- Objective -
Write out the data from the start through the line with "hide-replies-button[interactable]: Hide replies", substituting "Loved by" for "Liked by" and leaving everything else unchanged.

- Data for processing -

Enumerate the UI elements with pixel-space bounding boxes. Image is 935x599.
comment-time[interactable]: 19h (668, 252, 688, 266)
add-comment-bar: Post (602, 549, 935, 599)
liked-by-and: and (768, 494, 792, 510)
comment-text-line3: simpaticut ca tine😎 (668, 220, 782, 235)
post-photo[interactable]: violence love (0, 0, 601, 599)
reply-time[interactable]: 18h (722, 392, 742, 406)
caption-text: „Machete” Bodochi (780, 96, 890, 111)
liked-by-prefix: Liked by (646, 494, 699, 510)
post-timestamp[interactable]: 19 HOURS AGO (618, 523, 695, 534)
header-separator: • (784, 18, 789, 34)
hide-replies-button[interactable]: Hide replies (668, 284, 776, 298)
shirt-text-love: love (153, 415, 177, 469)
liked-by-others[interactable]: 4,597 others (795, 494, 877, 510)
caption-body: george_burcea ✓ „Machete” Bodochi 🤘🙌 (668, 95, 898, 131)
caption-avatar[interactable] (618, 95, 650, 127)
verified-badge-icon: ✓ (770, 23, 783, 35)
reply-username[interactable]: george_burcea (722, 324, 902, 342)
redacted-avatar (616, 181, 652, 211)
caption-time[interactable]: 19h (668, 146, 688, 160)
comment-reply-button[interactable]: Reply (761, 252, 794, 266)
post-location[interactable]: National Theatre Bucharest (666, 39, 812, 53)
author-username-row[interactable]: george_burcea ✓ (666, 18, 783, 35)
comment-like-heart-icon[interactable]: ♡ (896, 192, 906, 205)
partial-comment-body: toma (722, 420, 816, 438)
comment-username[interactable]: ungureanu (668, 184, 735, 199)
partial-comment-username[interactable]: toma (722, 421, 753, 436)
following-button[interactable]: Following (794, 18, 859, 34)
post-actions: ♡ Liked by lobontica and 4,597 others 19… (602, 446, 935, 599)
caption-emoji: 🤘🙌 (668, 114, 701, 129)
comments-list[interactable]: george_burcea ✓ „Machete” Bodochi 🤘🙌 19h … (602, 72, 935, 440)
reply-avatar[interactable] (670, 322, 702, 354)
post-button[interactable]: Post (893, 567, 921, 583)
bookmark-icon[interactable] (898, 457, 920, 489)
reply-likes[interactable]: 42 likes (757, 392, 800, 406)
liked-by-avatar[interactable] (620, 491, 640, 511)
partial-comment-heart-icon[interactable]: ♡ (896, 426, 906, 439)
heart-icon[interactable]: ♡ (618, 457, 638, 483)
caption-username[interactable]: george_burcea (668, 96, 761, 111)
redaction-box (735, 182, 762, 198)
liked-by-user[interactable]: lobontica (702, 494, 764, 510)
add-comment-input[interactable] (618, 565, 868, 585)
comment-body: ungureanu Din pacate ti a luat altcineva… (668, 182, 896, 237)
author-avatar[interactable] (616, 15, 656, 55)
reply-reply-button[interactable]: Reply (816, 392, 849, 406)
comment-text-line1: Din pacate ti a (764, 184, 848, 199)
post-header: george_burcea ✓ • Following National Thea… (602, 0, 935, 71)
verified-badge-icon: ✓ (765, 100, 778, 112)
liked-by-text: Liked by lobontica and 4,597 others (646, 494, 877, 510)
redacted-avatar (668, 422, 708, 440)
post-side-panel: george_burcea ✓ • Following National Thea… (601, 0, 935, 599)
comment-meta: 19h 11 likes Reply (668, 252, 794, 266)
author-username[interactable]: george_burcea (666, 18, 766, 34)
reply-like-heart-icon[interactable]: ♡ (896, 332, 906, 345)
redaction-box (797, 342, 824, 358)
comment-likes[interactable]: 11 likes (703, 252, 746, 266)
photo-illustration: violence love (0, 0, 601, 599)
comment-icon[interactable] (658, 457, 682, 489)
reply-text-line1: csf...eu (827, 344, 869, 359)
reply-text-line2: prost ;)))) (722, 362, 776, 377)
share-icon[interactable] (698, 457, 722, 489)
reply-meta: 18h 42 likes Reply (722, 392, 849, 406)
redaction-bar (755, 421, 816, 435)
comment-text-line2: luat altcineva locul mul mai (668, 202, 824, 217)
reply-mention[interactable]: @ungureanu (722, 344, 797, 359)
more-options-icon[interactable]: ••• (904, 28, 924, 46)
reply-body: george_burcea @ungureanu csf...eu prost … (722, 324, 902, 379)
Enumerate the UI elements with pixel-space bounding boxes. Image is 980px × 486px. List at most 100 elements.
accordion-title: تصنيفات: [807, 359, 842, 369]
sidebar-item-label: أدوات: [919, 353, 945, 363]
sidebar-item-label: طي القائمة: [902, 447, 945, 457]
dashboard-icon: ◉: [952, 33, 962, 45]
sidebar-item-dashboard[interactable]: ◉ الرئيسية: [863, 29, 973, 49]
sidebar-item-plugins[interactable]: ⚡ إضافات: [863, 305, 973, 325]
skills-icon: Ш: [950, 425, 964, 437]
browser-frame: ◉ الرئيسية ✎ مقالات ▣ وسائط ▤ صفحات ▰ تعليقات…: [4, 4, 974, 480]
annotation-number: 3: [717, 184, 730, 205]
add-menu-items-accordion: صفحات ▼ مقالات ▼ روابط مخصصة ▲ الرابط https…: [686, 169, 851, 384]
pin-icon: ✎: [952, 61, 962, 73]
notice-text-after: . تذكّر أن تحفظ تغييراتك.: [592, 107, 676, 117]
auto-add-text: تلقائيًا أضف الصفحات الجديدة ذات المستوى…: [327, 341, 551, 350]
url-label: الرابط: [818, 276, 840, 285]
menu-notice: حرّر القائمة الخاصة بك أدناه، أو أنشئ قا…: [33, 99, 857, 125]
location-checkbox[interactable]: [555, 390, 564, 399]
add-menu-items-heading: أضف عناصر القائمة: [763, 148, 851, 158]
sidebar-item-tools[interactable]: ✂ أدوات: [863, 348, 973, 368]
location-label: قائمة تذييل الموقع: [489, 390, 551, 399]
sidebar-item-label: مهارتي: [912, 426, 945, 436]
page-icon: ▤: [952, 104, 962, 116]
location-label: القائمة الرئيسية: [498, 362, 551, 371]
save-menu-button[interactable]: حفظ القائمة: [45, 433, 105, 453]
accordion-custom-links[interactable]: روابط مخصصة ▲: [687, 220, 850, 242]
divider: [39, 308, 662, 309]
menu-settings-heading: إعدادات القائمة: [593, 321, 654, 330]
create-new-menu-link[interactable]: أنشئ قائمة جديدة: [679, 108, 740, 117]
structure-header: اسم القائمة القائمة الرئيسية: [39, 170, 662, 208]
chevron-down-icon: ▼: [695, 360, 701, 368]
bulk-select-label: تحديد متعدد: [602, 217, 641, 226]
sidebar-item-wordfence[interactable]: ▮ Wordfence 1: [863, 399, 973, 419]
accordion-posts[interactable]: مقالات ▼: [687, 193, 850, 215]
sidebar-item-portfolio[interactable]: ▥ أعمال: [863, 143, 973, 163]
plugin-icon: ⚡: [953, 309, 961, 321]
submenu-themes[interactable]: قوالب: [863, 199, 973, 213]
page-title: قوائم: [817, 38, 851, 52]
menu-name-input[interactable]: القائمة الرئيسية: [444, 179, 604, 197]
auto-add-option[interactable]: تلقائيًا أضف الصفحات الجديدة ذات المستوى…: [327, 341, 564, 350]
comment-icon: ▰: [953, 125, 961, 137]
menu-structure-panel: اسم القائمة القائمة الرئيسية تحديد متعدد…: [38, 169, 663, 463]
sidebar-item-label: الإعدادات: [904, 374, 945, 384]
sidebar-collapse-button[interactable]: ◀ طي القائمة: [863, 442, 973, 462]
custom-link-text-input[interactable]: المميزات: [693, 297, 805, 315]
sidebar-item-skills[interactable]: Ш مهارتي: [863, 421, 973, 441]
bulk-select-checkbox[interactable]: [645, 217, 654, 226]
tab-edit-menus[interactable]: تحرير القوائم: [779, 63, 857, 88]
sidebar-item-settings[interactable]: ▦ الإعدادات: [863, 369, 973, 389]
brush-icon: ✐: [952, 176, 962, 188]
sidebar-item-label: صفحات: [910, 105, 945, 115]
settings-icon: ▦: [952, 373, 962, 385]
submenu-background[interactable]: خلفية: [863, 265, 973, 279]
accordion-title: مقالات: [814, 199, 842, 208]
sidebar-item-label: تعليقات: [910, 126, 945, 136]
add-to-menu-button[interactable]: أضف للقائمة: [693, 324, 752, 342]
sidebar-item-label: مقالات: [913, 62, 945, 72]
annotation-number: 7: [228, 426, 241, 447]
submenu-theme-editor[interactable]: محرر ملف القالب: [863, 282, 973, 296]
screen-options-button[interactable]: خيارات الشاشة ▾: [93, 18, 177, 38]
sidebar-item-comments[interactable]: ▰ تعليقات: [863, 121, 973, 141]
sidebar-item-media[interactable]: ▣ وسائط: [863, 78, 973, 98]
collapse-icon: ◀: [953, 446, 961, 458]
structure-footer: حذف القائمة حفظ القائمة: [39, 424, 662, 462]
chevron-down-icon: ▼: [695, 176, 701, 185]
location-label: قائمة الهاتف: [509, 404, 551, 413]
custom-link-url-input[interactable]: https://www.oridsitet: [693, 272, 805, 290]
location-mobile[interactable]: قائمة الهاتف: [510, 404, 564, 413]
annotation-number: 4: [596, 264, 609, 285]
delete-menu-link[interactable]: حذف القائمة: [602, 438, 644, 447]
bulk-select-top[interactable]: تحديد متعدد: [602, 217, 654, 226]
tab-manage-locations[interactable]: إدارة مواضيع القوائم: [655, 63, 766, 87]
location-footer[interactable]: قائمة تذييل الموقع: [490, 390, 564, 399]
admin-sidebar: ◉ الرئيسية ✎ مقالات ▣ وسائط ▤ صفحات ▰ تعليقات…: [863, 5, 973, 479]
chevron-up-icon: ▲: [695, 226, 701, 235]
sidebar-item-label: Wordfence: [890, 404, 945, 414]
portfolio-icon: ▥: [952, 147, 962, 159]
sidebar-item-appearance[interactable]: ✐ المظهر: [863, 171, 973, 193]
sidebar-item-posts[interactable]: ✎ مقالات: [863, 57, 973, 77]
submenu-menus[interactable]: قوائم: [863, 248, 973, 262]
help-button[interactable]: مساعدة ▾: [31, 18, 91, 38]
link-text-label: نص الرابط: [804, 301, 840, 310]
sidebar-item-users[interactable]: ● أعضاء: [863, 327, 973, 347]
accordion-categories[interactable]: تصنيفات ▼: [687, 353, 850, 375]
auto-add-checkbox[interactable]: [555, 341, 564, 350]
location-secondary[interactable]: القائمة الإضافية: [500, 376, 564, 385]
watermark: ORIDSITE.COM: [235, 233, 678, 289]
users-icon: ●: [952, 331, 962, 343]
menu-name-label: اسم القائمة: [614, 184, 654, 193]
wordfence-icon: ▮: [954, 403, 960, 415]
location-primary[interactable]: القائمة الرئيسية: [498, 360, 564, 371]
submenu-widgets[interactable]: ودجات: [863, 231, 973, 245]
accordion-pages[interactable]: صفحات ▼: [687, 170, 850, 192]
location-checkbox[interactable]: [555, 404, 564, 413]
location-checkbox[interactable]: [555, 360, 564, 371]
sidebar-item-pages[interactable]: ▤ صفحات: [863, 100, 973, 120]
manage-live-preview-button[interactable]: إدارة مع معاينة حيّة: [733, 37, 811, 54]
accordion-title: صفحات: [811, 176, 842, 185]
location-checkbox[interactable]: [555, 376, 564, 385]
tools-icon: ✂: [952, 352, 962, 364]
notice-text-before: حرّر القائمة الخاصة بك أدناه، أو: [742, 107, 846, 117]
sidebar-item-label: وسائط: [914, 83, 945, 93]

- Solution -
Enumerate the UI elements with pixel-space bounding boxes. Image is 935x599.
comment-time[interactable]: 19h (668, 252, 688, 266)
add-comment-bar: Post (602, 549, 935, 599)
liked-by-and: and (768, 494, 792, 510)
comment-text-line3: simpaticut ca tine😎 (668, 220, 782, 235)
post-photo[interactable]: violence love (0, 0, 601, 599)
reply-time[interactable]: 18h (722, 392, 742, 406)
caption-text: „Machete” Bodochi (780, 96, 890, 111)
liked-by-prefix: Loved by (646, 494, 699, 510)
post-timestamp[interactable]: 19 HOURS AGO (618, 523, 695, 534)
header-separator: • (784, 18, 789, 34)
hide-replies-button[interactable]: Hide replies (668, 284, 776, 298)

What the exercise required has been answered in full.